Data entries

......

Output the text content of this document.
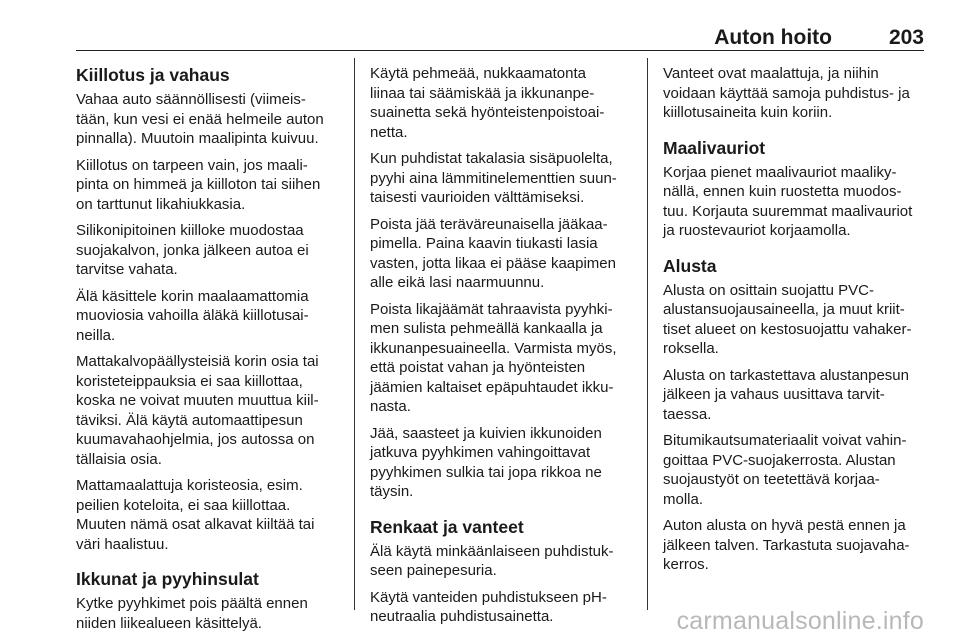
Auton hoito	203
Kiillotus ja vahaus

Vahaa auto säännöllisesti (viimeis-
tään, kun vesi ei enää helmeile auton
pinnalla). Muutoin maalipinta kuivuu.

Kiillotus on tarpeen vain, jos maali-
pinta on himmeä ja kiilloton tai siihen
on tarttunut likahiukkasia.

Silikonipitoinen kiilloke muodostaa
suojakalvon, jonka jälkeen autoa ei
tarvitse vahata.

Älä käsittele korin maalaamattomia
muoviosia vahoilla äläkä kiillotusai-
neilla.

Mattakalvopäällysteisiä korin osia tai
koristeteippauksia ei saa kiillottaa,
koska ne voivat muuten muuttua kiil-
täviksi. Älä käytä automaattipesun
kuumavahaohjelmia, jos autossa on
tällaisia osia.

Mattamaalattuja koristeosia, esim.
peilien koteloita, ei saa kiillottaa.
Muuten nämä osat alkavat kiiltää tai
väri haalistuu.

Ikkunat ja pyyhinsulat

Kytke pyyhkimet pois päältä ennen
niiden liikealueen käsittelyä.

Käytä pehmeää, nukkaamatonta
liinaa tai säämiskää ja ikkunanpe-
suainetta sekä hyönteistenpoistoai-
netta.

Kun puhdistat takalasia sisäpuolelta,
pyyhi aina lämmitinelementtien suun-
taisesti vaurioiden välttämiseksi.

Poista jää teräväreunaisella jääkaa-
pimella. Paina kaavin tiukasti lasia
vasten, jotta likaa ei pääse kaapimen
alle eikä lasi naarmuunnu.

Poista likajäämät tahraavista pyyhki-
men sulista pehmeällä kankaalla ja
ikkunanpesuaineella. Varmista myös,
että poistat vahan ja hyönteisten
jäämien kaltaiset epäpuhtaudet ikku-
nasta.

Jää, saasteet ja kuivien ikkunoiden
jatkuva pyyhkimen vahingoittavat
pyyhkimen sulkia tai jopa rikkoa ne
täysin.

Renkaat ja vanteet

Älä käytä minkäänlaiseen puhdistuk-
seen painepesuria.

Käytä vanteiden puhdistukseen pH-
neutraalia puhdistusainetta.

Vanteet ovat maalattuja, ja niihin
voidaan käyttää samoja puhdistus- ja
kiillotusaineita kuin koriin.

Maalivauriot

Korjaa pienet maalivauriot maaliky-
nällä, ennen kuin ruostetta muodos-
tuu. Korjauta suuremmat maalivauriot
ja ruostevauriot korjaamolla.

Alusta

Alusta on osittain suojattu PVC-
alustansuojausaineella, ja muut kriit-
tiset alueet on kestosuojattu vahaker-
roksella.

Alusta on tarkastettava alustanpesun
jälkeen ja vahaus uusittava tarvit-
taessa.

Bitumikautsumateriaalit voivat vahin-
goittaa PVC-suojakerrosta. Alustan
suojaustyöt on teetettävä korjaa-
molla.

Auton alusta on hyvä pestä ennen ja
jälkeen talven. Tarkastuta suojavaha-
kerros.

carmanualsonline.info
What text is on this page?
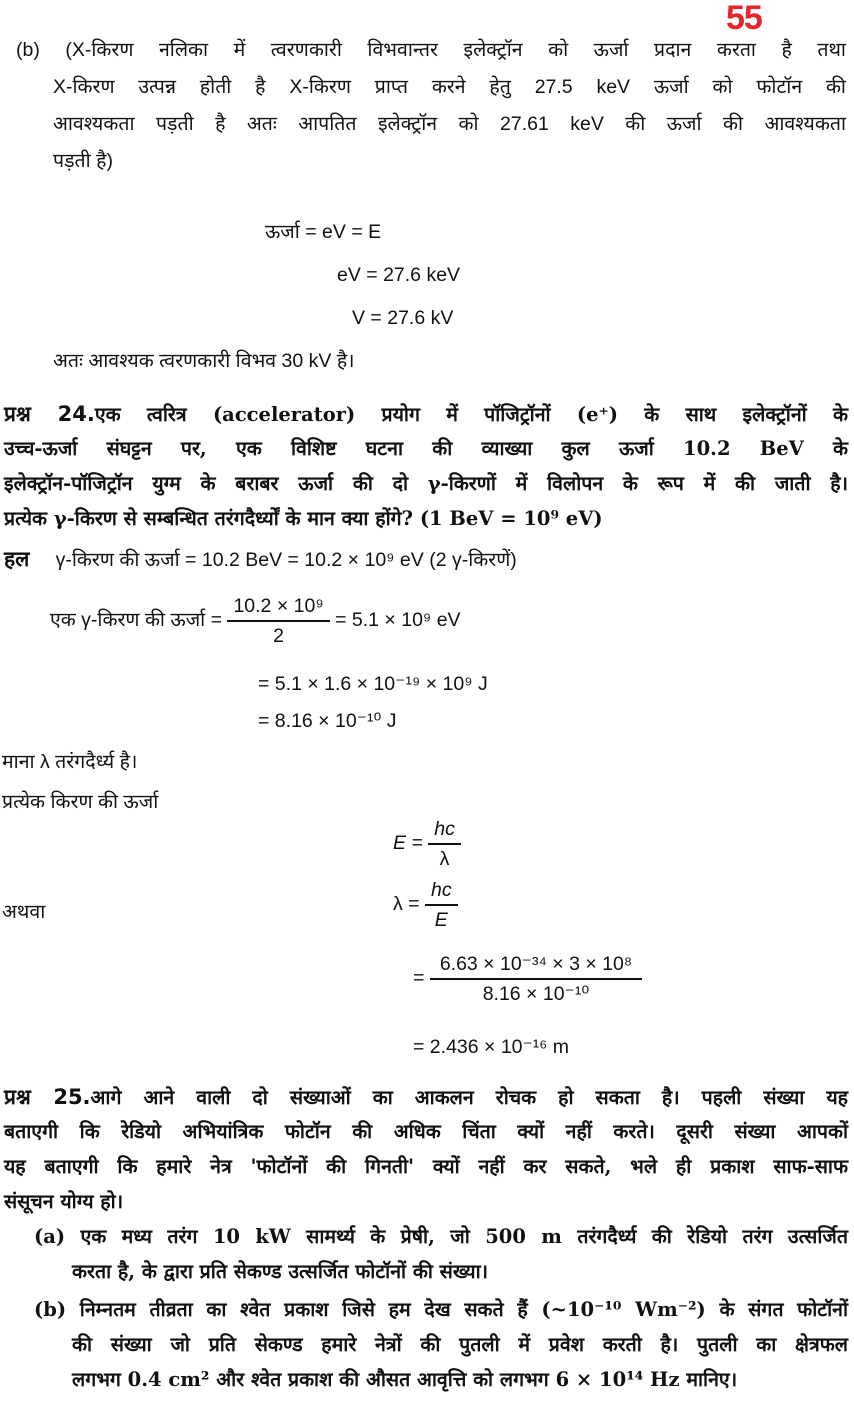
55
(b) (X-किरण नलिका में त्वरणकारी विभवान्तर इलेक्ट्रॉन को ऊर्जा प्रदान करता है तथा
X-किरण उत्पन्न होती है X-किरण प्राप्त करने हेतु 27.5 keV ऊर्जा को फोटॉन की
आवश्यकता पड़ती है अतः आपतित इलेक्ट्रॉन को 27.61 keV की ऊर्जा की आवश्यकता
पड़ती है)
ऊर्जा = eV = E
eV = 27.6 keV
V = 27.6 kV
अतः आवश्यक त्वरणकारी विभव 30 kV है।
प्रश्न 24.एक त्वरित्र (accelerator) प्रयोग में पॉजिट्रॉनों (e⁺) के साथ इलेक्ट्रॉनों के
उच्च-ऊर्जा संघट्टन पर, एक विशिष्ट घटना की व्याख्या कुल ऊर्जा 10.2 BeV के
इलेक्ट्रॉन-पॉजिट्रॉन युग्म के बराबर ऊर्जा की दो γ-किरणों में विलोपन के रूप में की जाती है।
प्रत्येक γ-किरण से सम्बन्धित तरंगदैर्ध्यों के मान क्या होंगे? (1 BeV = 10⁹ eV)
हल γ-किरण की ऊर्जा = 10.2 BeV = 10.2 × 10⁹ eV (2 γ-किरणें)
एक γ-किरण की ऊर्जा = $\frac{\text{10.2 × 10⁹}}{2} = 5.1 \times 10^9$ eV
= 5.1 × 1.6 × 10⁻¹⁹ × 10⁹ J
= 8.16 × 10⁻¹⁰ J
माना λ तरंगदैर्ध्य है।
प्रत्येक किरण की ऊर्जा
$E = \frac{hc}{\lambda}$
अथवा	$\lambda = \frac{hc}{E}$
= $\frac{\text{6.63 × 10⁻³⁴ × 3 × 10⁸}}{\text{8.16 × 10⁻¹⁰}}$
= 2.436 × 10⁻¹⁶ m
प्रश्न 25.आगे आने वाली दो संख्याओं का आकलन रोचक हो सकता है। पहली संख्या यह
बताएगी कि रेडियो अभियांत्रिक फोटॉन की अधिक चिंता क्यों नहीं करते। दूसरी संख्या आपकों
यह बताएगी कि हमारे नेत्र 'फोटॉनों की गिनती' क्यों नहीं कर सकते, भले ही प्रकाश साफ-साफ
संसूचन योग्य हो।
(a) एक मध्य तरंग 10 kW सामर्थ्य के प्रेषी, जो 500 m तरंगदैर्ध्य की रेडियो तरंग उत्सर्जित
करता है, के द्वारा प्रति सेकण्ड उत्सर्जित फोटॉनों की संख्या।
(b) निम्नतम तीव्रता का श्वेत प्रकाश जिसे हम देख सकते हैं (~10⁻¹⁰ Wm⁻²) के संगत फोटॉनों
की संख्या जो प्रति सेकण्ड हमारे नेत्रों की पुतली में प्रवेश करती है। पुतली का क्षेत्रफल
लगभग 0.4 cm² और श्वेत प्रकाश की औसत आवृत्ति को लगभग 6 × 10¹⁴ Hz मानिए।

......

Work to do = Repeat the records above exactly, leaving out any pictures they contain.

Written response =
Output the text content of this document.
Auton hoito	203
Kiillotus ja vahaus

Vahaa auto säännöllisesti (viimeis-
tään, kun vesi ei enää helmeile auton
pinnalla). Muutoin maalipinta kuivuu.

Kiillotus on tarpeen vain, jos maali-
pinta on himmeä ja kiilloton tai siihen
on tarttunut likahiukkasia.

Silikonipitoinen kiilloke muodostaa
suojakalvon, jonka jälkeen autoa ei
tarvitse vahata.

Älä käsittele korin maalaamattomia
muoviosia vahoilla äläkä kiillotusai-
neilla.

Mattakalvopäällysteisiä korin osia tai
koristeteippauksia ei saa kiillottaa,
koska ne voivat muuten muuttua kiil-
täviksi. Älä käytä automaattipesun
kuumavahaohjelmia, jos autossa on
tällaisia osia.

Mattamaalattuja koristeosia, esim.
peilien koteloita, ei saa kiillottaa.
Muuten nämä osat alkavat kiiltää tai
väri haalistuu.

Ikkunat ja pyyhinsulat

Kytke pyyhkimet pois päältä ennen
niiden liikealueen käsittelyä.

Käytä pehmeää, nukkaamatonta
liinaa tai säämiskää ja ikkunanpe-
suainetta sekä hyönteistenpoistoai-
netta.

Kun puhdistat takalasia sisäpuolelta,
pyyhi aina lämmitinelementtien suun-
taisesti vaurioiden välttämiseksi.

Poista jää teräväreunaisella jääkaa-
pimella. Paina kaavin tiukasti lasia
vasten, jotta likaa ei pääse kaapimen
alle eikä lasi naarmuunnu.

Poista likajäämät tahraavista pyyhki-
men sulista pehmeällä kankaalla ja
ikkunanpesuaineella. Varmista myös,
että poistat vahan ja hyönteisten
jäämien kaltaiset epäpuhtaudet ikku-
nasta.

Jää, saasteet ja kuivien ikkunoiden
jatkuva pyyhkimen vahingoittavat
pyyhkimen sulkia tai jopa rikkoa ne
täysin.

Renkaat ja vanteet

Älä käytä minkäänlaiseen puhdistuk-
seen painepesuria.

Käytä vanteiden puhdistukseen pH-
neutraalia puhdistusainetta.

Vanteet ovat maalattuja, ja niihin
voidaan käyttää samoja puhdistus- ja
kiillotusaineita kuin koriin.

Maalivauriot

Korjaa pienet maalivauriot maaliky-
nällä, ennen kuin ruostetta muodos-
tuu. Korjauta suuremmat maalivauriot
ja ruostevauriot korjaamolla.

Alusta

Alusta on osittain suojattu PVC-
alustansuojausaineella, ja muut kriit-
tiset alueet on kestosuojattu vahaker-
roksella.

Alusta on tarkastettava alustanpesun
jälkeen ja vahaus uusittava tarvit-
taessa.

Bitumikautsumateriaalit voivat vahin-
goittaa PVC-suojakerrosta. Alustan
suojaustyöt on teetettävä korjaa-
molla.

Auton alusta on hyvä pestä ennen ja
jälkeen talven. Tarkastuta suojavaha-
kerros.

carmanualsonline.info
What text is on this page?
55
(b) (X-किरण नलिका में त्वरणकारी विभवान्तर इलेक्ट्रॉन को ऊर्जा प्रदान करता है तथा
X-किरण उत्पन्न होती है X-किरण प्राप्त करने हेतु 27.5 keV ऊर्जा को फोटॉन की
आवश्यकता पड़ती है अतः आपतित इलेक्ट्रॉन को 27.61 keV की ऊर्जा की आवश्यकता
पड़ती है)
ऊर्जा = eV = E
eV = 27.6 keV
V = 27.6 kV
अतः आवश्यक त्वरणकारी विभव 30 kV है।
प्रश्न 24.एक त्वरित्र (accelerator) प्रयोग में पॉजिट्रॉनों (e⁺) के साथ इलेक्ट्रॉनों के
उच्च-ऊर्जा संघट्टन पर, एक विशिष्ट घटना की व्याख्या कुल ऊर्जा 10.2 BeV के
इलेक्ट्रॉन-पॉजिट्रॉन युग्म के बराबर ऊर्जा की दो γ-किरणों में विलोपन के रूप में की जाती है।
प्रत्येक γ-किरण से सम्बन्धित तरंगदैर्ध्यों के मान क्या होंगे? (1 BeV = 10⁹ eV)
हल γ-किरण की ऊर्जा = 10.2 BeV = 10.2 × 10⁹ eV (2 γ-किरणें)
एक γ-किरण की ऊर्जा = $\frac{\text{10.2 × 10⁹}}{2} = 5.1 \times 10^9$ eV
= 5.1 × 1.6 × 10⁻¹⁹ × 10⁹ J
= 8.16 × 10⁻¹⁰ J
माना λ तरंगदैर्ध्य है।
प्रत्येक किरण की ऊर्जा
$E = \frac{hc}{\lambda}$
अथवा	$\lambda = \frac{hc}{E}$
= $\frac{\text{6.63 × 10⁻³⁴ × 3 × 10⁸}}{\text{8.16 × 10⁻¹⁰}}$
= 2.436 × 10⁻¹⁶ m
प्रश्न 25.आगे आने वाली दो संख्याओं का आकलन रोचक हो सकता है। पहली संख्या यह
बताएगी कि रेडियो अभियांत्रिक फोटॉन की अधिक चिंता क्यों नहीं करते। दूसरी संख्या आपकों
यह बताएगी कि हमारे नेत्र 'फोटॉनों की गिनती' क्यों नहीं कर सकते, भले ही प्रकाश साफ-साफ
संसूचन योग्य हो।
(a) एक मध्य तरंग 10 kW सामर्थ्य के प्रेषी, जो 500 m तरंगदैर्ध्य की रेडियो तरंग उत्सर्जित
करता है, के द्वारा प्रति सेकण्ड उत्सर्जित फोटॉनों की संख्या।
(b) निम्नतम तीव्रता का श्वेत प्रकाश जिसे हम देख सकते हैं (~10⁻¹⁰ Wm⁻²) के संगत फोटॉनों
की संख्या जो प्रति सेकण्ड हमारे नेत्रों की पुतली में प्रवेश करती है। पुतली का क्षेत्रफल
लगभग 0.4 cm² और श्वेत प्रकाश की औसत आवृत्ति को लगभग 6 × 10¹⁴ Hz मानिए।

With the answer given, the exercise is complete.